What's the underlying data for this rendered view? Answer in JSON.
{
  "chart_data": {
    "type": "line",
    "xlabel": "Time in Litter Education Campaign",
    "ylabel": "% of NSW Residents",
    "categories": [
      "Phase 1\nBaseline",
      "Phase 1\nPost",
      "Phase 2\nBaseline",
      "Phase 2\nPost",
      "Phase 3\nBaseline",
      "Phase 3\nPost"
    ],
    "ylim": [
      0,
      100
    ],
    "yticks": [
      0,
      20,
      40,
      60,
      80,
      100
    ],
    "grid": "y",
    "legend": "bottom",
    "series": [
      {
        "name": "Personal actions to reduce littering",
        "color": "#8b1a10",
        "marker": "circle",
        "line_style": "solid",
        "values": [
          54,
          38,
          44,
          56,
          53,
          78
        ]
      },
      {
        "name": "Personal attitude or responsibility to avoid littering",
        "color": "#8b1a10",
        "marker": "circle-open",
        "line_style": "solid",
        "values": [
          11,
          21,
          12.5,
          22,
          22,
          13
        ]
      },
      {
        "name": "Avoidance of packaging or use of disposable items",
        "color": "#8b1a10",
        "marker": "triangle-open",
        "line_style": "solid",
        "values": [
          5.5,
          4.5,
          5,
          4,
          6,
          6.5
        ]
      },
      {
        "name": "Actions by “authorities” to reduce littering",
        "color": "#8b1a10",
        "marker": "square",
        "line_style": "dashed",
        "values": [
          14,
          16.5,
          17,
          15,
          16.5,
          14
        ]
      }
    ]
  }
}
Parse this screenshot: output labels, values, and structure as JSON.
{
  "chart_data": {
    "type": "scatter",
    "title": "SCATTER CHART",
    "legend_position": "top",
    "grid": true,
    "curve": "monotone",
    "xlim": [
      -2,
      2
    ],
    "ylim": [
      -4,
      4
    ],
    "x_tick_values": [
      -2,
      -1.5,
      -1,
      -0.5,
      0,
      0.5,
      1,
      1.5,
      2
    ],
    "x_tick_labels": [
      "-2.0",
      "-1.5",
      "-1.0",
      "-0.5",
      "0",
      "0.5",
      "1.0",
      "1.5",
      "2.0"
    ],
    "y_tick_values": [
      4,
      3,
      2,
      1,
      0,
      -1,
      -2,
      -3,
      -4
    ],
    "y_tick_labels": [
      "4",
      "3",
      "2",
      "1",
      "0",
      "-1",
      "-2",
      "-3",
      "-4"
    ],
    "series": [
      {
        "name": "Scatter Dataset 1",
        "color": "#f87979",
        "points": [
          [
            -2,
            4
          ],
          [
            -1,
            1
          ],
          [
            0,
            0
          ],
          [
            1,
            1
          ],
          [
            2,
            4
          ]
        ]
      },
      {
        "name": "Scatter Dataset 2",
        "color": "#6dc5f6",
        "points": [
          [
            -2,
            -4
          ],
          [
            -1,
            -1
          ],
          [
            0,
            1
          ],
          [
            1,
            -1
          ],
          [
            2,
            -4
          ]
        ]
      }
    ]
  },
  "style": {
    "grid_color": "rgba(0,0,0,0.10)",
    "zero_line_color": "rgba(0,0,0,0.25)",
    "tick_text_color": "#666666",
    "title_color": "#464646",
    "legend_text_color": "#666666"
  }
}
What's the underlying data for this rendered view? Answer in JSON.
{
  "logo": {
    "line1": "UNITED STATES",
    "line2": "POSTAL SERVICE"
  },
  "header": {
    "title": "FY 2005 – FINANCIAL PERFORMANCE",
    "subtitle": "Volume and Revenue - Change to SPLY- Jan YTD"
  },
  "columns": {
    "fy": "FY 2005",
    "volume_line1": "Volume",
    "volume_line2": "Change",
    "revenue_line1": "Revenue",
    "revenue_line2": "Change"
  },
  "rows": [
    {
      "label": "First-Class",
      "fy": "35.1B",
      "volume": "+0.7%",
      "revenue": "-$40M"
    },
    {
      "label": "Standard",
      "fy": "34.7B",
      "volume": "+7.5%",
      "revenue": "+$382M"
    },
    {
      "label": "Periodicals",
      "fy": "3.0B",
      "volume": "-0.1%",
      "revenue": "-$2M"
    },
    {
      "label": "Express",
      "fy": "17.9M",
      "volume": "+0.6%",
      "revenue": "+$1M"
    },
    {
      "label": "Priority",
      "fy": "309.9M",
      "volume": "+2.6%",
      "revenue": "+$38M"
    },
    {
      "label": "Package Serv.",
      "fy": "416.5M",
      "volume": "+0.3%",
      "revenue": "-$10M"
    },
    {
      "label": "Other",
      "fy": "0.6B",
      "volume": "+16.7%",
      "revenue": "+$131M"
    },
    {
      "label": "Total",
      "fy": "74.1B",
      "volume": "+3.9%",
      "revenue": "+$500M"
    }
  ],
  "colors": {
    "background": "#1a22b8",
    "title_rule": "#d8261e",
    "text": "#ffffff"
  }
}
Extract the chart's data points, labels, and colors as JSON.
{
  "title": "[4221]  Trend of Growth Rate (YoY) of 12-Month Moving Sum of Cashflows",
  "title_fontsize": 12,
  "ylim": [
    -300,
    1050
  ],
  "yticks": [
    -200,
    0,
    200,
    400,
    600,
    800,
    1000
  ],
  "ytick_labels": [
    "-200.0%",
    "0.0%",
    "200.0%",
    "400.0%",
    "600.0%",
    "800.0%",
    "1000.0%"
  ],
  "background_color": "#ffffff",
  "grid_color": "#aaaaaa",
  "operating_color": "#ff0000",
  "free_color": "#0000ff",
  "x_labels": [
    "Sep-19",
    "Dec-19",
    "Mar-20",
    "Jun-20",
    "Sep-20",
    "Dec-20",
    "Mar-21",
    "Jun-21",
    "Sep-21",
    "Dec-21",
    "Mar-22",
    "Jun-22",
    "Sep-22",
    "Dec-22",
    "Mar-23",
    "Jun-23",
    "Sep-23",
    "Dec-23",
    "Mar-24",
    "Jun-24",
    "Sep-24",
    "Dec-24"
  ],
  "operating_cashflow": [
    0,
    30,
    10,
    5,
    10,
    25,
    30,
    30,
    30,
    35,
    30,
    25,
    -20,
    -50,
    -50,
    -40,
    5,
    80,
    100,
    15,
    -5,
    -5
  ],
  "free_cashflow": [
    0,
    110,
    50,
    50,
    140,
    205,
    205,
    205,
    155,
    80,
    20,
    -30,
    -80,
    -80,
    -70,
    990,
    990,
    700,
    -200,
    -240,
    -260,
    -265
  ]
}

※

Print out every entry, keeping each one exact.

### TASK RESULT
What's the underlying data for this rendered view? Answer in JSON.
{
  "chart_data": {
    "type": "line",
    "xlabel": "Time in Litter Education Campaign",
    "ylabel": "% of NSW Residents",
    "categories": [
      "Phase 1\nBaseline",
      "Phase 1\nPost",
      "Phase 2\nBaseline",
      "Phase 2\nPost",
      "Phase 3\nBaseline",
      "Phase 3\nPost"
    ],
    "ylim": [
      0,
      100
    ],
    "yticks": [
      0,
      20,
      40,
      60,
      80,
      100
    ],
    "grid": "y",
    "legend": "bottom",
    "series": [
      {
        "name": "Personal actions to reduce littering",
        "color": "#8b1a10",
        "marker": "circle",
        "line_style": "solid",
        "values": [
          54,
          38,
          44,
          56,
          53,
          78
        ]
      },
      {
        "name": "Personal attitude or responsibility to avoid littering",
        "color": "#8b1a10",
        "marker": "circle-open",
        "line_style": "solid",
        "values": [
          11,
          21,
          12.5,
          22,
          22,
          13
        ]
      },
      {
        "name": "Avoidance of packaging or use of disposable items",
        "color": "#8b1a10",
        "marker": "triangle-open",
        "line_style": "solid",
        "values": [
          5.5,
          4.5,
          5,
          4,
          6,
          6.5
        ]
      },
      {
        "name": "Actions by “authorities” to reduce littering",
        "color": "#8b1a10",
        "marker": "square",
        "line_style": "dashed",
        "values": [
          14,
          16.5,
          17,
          15,
          16.5,
          14
        ]
      }
    ]
  }
}
Parse this screenshot: output labels, values, and structure as JSON.
{
  "chart_data": {
    "type": "scatter",
    "title": "SCATTER CHART",
    "legend_position": "top",
    "grid": true,
    "curve": "monotone",
    "xlim": [
      -2,
      2
    ],
    "ylim": [
      -4,
      4
    ],
    "x_tick_values": [
      -2,
      -1.5,
      -1,
      -0.5,
      0,
      0.5,
      1,
      1.5,
      2
    ],
    "x_tick_labels": [
      "-2.0",
      "-1.5",
      "-1.0",
      "-0.5",
      "0",
      "0.5",
      "1.0",
      "1.5",
      "2.0"
    ],
    "y_tick_values": [
      4,
      3,
      2,
      1,
      0,
      -1,
      -2,
      -3,
      -4
    ],
    "y_tick_labels": [
      "4",
      "3",
      "2",
      "1",
      "0",
      "-1",
      "-2",
      "-3",
      "-4"
    ],
    "series": [
      {
        "name": "Scatter Dataset 1",
        "color": "#f87979",
        "points": [
          [
            -2,
            4
          ],
          [
            -1,
            1
          ],
          [
            0,
            0
          ],
          [
            1,
            1
          ],
          [
            2,
            4
          ]
        ]
      },
      {
        "name": "Scatter Dataset 2",
        "color": "#6dc5f6",
        "points": [
          [
            -2,
            -4
          ],
          [
            -1,
            -1
          ],
          [
            0,
            1
          ],
          [
            1,
            -1
          ],
          [
            2,
            -4
          ]
        ]
      }
    ]
  },
  "style": {
    "grid_color": "rgba(0,0,0,0.10)",
    "zero_line_color": "rgba(0,0,0,0.25)",
    "tick_text_color": "#666666",
    "title_color": "#464646",
    "legend_text_color": "#666666"
  }
}
What's the underlying data for this rendered view? Answer in JSON.
{
  "logo": {
    "line1": "UNITED STATES",
    "line2": "POSTAL SERVICE"
  },
  "header": {
    "title": "FY 2005 – FINANCIAL PERFORMANCE",
    "subtitle": "Volume and Revenue - Change to SPLY- Jan YTD"
  },
  "columns": {
    "fy": "FY 2005",
    "volume_line1": "Volume",
    "volume_line2": "Change",
    "revenue_line1": "Revenue",
    "revenue_line2": "Change"
  },
  "rows": [
    {
      "label": "First-Class",
      "fy": "35.1B",
      "volume": "+0.7%",
      "revenue": "-$40M"
    },
    {
      "label": "Standard",
      "fy": "34.7B",
      "volume": "+7.5%",
      "revenue": "+$382M"
    },
    {
      "label": "Periodicals",
      "fy": "3.0B",
      "volume": "-0.1%",
      "revenue": "-$2M"
    },
    {
      "label": "Express",
      "fy": "17.9M",
      "volume": "+0.6%",
      "revenue": "+$1M"
    },
    {
      "label": "Priority",
      "fy": "309.9M",
      "volume": "+2.6%",
      "revenue": "+$38M"
    },
    {
      "label": "Package Serv.",
      "fy": "416.5M",
      "volume": "+0.3%",
      "revenue": "-$10M"
    },
    {
      "label": "Other",
      "fy": "0.6B",
      "volume": "+16.7%",
      "revenue": "+$131M"
    },
    {
      "label": "Total",
      "fy": "74.1B",
      "volume": "+3.9%",
      "revenue": "+$500M"
    }
  ],
  "colors": {
    "background": "#1a22b8",
    "title_rule": "#d8261e",
    "text": "#ffffff"
  }
}
Extract the chart's data points, labels, and colors as JSON.
{
  "title": "[4221]  Trend of Growth Rate (YoY) of 12-Month Moving Sum of Cashflows",
  "title_fontsize": 12,
  "ylim": [
    -300,
    1050
  ],
  "yticks": [
    -200,
    0,
    200,
    400,
    600,
    800,
    1000
  ],
  "ytick_labels": [
    "-200.0%",
    "0.0%",
    "200.0%",
    "400.0%",
    "600.0%",
    "800.0%",
    "1000.0%"
  ],
  "background_color": "#ffffff",
  "grid_color": "#aaaaaa",
  "operating_color": "#ff0000",
  "free_color": "#0000ff",
  "x_labels": [
    "Sep-19",
    "Dec-19",
    "Mar-20",
    "Jun-20",
    "Sep-20",
    "Dec-20",
    "Mar-21",
    "Jun-21",
    "Sep-21",
    "Dec-21",
    "Mar-22",
    "Jun-22",
    "Sep-22",
    "Dec-22",
    "Mar-23",
    "Jun-23",
    "Sep-23",
    "Dec-23",
    "Mar-24",
    "Jun-24",
    "Sep-24",
    "Dec-24"
  ],
  "operating_cashflow": [
    0,
    30,
    10,
    5,
    10,
    25,
    30,
    30,
    30,
    35,
    30,
    25,
    -20,
    -50,
    -50,
    -40,
    5,
    80,
    100,
    15,
    -5,
    -5
  ],
  "free_cashflow": [
    0,
    110,
    50,
    50,
    140,
    205,
    205,
    205,
    155,
    80,
    20,
    -30,
    -80,
    -80,
    -70,
    990,
    990,
    700,
    -200,
    -240,
    -260,
    -265
  ]
}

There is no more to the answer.